━━ Data shown

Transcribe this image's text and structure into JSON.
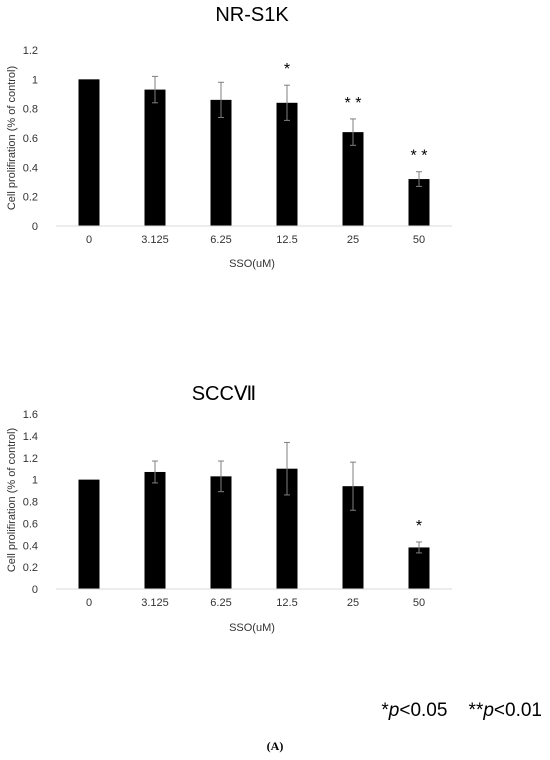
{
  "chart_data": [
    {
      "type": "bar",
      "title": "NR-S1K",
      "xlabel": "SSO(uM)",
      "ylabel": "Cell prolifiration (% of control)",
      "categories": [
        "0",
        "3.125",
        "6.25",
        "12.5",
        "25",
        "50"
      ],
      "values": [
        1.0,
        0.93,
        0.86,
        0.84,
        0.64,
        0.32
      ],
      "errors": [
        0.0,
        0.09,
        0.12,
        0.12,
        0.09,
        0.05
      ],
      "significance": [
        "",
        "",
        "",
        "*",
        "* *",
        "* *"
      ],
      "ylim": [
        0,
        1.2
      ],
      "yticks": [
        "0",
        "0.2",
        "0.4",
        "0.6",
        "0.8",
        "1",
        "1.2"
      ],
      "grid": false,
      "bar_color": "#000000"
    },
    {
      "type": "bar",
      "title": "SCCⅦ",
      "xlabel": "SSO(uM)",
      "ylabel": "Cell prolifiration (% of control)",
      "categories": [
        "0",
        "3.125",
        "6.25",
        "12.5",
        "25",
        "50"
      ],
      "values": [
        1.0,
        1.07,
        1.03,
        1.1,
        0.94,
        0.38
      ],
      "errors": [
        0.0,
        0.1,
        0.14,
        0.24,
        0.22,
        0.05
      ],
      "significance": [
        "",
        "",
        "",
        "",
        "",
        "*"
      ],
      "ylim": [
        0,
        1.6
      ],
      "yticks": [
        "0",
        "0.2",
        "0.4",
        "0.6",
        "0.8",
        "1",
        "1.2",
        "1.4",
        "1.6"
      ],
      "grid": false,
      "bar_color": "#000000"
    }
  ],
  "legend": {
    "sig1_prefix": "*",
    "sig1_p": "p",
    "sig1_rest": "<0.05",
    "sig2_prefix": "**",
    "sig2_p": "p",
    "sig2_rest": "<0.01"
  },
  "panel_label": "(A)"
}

━━━━

▶ Requirements
Output all of the records exactly as they appear above, but not the pictures.

▶ Exercise answer
Transcribe this image's text and structure into JSON.
{
  "chart_data": [
    {
      "type": "bar",
      "title": "NR-S1K",
      "xlabel": "SSO(uM)",
      "ylabel": "Cell prolifiration (% of control)",
      "categories": [
        "0",
        "3.125",
        "6.25",
        "12.5",
        "25",
        "50"
      ],
      "values": [
        1.0,
        0.93,
        0.86,
        0.84,
        0.64,
        0.32
      ],
      "errors": [
        0.0,
        0.09,
        0.12,
        0.12,
        0.09,
        0.05
      ],
      "significance": [
        "",
        "",
        "",
        "*",
        "* *",
        "* *"
      ],
      "ylim": [
        0,
        1.2
      ],
      "yticks": [
        "0",
        "0.2",
        "0.4",
        "0.6",
        "0.8",
        "1",
        "1.2"
      ],
      "grid": false,
      "bar_color": "#000000"
    },
    {
      "type": "bar",
      "title": "SCCⅦ",
      "xlabel": "SSO(uM)",
      "ylabel": "Cell prolifiration (% of control)",
      "categories": [
        "0",
        "3.125",
        "6.25",
        "12.5",
        "25",
        "50"
      ],
      "values": [
        1.0,
        1.07,
        1.03,
        1.1,
        0.94,
        0.38
      ],
      "errors": [
        0.0,
        0.1,
        0.14,
        0.24,
        0.22,
        0.05
      ],
      "significance": [
        "",
        "",
        "",
        "",
        "",
        "*"
      ],
      "ylim": [
        0,
        1.6
      ],
      "yticks": [
        "0",
        "0.2",
        "0.4",
        "0.6",
        "0.8",
        "1",
        "1.2",
        "1.4",
        "1.6"
      ],
      "grid": false,
      "bar_color": "#000000"
    }
  ],
  "legend": {
    "sig1_prefix": "*",
    "sig1_p": "p",
    "sig1_rest": "<0.05",
    "sig2_prefix": "**",
    "sig2_p": "p",
    "sig2_rest": "<0.01"
  },
  "panel_label": "(A)"
}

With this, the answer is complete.